Excerpts from a figure dataset
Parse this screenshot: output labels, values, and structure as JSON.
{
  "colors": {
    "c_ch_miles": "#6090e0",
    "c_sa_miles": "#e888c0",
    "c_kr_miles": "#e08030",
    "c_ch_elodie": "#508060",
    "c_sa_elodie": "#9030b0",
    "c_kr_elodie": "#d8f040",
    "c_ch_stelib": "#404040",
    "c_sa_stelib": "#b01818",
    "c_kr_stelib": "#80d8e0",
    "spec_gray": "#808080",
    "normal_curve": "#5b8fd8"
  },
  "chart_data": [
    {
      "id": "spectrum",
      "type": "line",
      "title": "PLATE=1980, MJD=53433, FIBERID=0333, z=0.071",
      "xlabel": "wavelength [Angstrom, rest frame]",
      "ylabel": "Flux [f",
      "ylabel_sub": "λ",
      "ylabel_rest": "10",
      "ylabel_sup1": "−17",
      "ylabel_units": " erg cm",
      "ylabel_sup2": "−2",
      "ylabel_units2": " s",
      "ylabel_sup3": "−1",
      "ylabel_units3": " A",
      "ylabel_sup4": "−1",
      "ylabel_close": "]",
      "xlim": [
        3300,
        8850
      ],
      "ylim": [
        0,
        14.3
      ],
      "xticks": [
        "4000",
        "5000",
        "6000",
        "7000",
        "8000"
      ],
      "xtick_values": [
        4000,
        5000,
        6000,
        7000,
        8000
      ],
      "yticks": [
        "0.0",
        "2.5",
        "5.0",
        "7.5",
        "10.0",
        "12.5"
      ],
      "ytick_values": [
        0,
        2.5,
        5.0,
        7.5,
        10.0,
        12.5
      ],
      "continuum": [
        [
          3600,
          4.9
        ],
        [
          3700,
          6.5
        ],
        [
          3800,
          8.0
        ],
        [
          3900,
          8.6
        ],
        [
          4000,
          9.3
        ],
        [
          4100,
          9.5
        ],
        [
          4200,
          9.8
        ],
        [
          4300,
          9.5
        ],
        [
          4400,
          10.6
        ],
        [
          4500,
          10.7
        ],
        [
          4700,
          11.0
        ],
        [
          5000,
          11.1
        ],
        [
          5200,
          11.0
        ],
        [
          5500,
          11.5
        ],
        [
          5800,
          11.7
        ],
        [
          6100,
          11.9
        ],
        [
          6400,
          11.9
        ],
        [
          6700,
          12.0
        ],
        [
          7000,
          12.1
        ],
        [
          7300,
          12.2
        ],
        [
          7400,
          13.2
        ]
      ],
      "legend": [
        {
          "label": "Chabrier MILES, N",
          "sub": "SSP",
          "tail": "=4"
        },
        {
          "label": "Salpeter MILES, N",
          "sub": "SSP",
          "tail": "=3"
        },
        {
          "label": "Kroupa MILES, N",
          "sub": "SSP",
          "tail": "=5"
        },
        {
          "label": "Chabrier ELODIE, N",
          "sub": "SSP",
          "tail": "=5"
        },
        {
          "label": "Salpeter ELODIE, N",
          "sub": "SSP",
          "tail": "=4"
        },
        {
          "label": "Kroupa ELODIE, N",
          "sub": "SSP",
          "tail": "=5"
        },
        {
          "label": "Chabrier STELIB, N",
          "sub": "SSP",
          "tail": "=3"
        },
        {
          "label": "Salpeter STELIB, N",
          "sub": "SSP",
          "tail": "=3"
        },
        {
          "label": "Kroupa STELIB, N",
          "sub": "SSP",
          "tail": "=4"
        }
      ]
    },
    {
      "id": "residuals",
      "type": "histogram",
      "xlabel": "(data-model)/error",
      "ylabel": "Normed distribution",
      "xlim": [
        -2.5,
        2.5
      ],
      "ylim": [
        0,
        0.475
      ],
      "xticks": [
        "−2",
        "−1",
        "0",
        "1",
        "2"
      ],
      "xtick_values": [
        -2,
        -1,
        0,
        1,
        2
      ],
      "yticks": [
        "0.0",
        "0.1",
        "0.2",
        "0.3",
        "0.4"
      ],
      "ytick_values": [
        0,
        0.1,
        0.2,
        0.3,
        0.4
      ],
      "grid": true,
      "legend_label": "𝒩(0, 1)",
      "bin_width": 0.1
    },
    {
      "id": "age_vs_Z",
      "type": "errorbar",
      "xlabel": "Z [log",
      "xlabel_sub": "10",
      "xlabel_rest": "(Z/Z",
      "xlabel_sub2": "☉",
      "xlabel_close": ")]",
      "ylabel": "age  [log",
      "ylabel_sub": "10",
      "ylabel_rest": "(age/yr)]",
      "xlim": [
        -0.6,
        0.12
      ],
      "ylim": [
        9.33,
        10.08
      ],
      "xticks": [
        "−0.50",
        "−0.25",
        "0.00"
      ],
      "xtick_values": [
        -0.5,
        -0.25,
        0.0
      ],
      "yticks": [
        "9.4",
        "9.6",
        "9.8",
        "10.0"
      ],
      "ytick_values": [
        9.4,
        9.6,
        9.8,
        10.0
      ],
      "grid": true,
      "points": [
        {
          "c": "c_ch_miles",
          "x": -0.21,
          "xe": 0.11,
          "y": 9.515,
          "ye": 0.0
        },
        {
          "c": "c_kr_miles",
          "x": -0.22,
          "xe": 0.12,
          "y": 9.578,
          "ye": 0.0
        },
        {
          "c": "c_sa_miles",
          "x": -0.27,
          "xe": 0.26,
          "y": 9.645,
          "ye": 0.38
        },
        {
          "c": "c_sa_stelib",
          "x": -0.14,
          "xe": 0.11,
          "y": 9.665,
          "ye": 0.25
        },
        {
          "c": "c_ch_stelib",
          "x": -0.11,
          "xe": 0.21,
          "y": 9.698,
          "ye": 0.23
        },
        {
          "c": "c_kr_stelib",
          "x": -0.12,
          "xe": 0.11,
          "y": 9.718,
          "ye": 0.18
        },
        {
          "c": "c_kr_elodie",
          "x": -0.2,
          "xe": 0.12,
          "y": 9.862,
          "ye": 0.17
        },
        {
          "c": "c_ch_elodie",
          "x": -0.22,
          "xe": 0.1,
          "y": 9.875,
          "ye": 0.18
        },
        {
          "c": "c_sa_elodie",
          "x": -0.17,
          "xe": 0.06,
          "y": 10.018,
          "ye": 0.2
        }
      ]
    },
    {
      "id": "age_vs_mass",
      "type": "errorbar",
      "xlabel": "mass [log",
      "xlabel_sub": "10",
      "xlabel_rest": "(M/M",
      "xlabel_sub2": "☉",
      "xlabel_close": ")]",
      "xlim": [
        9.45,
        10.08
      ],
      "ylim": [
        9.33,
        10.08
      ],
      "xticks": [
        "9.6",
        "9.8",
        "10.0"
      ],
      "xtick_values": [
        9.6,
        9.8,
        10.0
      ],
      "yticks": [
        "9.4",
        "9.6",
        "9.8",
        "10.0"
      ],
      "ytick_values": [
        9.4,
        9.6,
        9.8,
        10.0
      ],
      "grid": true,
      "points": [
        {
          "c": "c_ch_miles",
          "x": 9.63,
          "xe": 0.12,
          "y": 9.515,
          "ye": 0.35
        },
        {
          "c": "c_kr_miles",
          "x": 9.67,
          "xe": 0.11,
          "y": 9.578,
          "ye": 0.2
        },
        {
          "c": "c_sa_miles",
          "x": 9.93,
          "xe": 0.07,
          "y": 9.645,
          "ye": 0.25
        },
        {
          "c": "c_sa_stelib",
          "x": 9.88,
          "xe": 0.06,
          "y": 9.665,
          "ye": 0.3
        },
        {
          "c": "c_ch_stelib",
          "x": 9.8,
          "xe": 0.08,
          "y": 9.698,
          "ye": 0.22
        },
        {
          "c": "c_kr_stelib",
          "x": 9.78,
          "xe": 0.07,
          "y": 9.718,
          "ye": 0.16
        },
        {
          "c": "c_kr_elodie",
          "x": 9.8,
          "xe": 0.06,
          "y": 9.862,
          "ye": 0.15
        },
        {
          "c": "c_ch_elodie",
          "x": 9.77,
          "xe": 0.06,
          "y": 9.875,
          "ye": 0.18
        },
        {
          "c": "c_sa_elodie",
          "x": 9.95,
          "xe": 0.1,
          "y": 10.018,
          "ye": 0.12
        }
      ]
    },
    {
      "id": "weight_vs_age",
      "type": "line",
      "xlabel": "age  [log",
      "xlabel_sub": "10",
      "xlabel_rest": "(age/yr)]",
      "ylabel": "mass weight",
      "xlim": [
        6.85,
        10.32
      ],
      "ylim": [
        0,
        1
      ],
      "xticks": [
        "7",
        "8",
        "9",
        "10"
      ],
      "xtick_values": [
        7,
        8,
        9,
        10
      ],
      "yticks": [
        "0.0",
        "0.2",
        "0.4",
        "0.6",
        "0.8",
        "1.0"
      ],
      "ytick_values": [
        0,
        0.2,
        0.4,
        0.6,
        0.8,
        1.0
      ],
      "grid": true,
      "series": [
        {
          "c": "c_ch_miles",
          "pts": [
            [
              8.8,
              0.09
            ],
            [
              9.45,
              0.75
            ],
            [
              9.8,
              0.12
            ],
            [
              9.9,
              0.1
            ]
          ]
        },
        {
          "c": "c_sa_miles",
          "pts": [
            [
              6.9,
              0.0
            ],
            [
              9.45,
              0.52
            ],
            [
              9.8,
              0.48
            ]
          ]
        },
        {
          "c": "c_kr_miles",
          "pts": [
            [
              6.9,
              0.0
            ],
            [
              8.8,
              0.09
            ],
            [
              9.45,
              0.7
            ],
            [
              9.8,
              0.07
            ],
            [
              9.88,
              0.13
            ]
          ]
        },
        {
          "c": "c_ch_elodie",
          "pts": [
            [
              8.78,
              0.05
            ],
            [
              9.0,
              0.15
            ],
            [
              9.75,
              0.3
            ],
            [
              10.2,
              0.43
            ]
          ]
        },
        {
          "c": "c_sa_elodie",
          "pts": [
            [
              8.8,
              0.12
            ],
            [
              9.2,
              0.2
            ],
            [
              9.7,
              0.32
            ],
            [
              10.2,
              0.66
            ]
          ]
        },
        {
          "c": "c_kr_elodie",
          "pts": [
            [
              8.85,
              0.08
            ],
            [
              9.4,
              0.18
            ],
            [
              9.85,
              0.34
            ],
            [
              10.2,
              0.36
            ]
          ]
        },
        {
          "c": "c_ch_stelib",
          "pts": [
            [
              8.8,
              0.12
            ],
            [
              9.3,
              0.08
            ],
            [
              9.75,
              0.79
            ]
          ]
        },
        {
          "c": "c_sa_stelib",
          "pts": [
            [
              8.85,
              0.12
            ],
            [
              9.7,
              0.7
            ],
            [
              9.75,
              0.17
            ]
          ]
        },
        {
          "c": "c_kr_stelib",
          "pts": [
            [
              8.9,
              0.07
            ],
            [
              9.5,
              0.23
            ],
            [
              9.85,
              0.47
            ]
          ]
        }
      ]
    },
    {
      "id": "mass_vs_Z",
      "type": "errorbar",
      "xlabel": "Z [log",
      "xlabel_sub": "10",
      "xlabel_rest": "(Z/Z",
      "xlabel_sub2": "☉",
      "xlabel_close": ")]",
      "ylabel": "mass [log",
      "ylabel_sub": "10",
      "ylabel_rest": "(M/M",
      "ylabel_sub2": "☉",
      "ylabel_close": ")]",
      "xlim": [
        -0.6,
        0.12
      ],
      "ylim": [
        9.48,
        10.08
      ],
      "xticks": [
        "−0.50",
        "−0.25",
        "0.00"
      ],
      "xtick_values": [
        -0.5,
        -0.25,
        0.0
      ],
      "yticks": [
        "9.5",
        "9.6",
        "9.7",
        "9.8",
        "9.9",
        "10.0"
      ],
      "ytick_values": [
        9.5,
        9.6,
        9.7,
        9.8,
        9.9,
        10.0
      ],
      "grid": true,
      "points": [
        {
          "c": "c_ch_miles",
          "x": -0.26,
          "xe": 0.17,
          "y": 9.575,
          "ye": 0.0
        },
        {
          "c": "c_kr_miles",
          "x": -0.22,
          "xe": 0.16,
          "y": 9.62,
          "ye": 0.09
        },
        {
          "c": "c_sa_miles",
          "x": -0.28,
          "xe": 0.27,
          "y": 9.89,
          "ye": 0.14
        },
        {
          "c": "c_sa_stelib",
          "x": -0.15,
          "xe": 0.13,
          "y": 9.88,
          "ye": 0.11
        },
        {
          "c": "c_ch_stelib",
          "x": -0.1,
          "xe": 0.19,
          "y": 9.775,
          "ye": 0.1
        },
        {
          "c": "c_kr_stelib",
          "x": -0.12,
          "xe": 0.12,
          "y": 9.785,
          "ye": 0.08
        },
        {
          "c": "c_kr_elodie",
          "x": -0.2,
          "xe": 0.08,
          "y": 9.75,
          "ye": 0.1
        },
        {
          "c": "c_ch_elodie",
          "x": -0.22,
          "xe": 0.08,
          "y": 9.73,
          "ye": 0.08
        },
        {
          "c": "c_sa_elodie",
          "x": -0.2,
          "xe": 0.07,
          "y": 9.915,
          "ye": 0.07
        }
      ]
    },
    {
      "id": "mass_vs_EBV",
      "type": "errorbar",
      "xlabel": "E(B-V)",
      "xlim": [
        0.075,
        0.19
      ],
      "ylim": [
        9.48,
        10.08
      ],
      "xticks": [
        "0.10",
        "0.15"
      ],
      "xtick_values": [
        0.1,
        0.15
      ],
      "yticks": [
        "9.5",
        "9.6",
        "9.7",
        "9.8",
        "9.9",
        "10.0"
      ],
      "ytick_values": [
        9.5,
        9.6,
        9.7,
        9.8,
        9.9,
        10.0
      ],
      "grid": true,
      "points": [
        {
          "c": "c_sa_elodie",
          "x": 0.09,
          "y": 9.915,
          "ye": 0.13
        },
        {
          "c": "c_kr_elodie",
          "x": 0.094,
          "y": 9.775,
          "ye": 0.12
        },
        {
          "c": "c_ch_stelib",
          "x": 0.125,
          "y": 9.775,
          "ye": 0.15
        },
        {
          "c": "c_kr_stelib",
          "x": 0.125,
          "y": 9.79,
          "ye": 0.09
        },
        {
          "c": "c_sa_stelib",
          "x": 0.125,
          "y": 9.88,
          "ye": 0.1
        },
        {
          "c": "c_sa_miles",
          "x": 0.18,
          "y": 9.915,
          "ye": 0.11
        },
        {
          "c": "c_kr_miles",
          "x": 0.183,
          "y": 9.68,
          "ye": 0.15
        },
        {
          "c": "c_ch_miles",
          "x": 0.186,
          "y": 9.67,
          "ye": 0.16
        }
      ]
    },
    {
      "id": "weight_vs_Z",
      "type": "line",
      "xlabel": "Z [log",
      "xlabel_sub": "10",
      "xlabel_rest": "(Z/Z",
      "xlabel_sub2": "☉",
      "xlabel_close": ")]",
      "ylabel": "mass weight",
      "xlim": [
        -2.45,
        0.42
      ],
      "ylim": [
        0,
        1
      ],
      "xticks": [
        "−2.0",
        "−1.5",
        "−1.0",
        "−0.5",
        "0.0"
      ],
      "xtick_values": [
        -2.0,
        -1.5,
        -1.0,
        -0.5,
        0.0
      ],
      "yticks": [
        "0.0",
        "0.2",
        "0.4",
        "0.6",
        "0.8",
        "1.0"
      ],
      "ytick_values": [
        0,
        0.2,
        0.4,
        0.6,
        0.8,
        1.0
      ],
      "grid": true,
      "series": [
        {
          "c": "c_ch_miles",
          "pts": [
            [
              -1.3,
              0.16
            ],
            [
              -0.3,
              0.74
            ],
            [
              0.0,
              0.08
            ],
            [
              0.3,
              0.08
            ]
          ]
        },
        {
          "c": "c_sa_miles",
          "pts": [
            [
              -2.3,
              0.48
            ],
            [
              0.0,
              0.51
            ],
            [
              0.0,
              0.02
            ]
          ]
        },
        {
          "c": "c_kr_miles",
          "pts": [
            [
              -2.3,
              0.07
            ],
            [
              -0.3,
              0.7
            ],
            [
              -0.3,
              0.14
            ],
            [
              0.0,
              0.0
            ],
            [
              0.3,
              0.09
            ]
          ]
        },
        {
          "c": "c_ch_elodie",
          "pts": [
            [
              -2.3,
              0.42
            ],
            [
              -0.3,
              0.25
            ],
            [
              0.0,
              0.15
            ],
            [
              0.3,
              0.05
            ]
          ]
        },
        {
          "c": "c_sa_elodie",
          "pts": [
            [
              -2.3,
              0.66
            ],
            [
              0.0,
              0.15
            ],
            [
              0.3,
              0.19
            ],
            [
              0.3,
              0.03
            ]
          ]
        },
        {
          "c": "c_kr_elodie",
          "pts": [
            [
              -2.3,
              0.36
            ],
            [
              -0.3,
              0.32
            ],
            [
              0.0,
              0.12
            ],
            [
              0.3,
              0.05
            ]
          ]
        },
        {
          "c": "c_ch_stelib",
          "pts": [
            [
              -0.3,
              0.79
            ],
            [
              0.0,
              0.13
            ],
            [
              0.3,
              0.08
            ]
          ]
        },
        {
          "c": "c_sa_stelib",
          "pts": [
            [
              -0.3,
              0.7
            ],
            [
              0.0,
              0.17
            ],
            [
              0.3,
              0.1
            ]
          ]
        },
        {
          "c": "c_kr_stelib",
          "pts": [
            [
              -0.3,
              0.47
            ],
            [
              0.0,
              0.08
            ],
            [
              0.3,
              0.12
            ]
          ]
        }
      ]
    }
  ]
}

(WORK TO COMPLETE):
Take every line containing the word "Chabrier" and copy it.

(OUTPUT OF THE EXERCISE):
          "label": "Chabrier MILES, N",
          "label": "Chabrier ELODIE, N",
          "label": "Chabrier STELIB, N",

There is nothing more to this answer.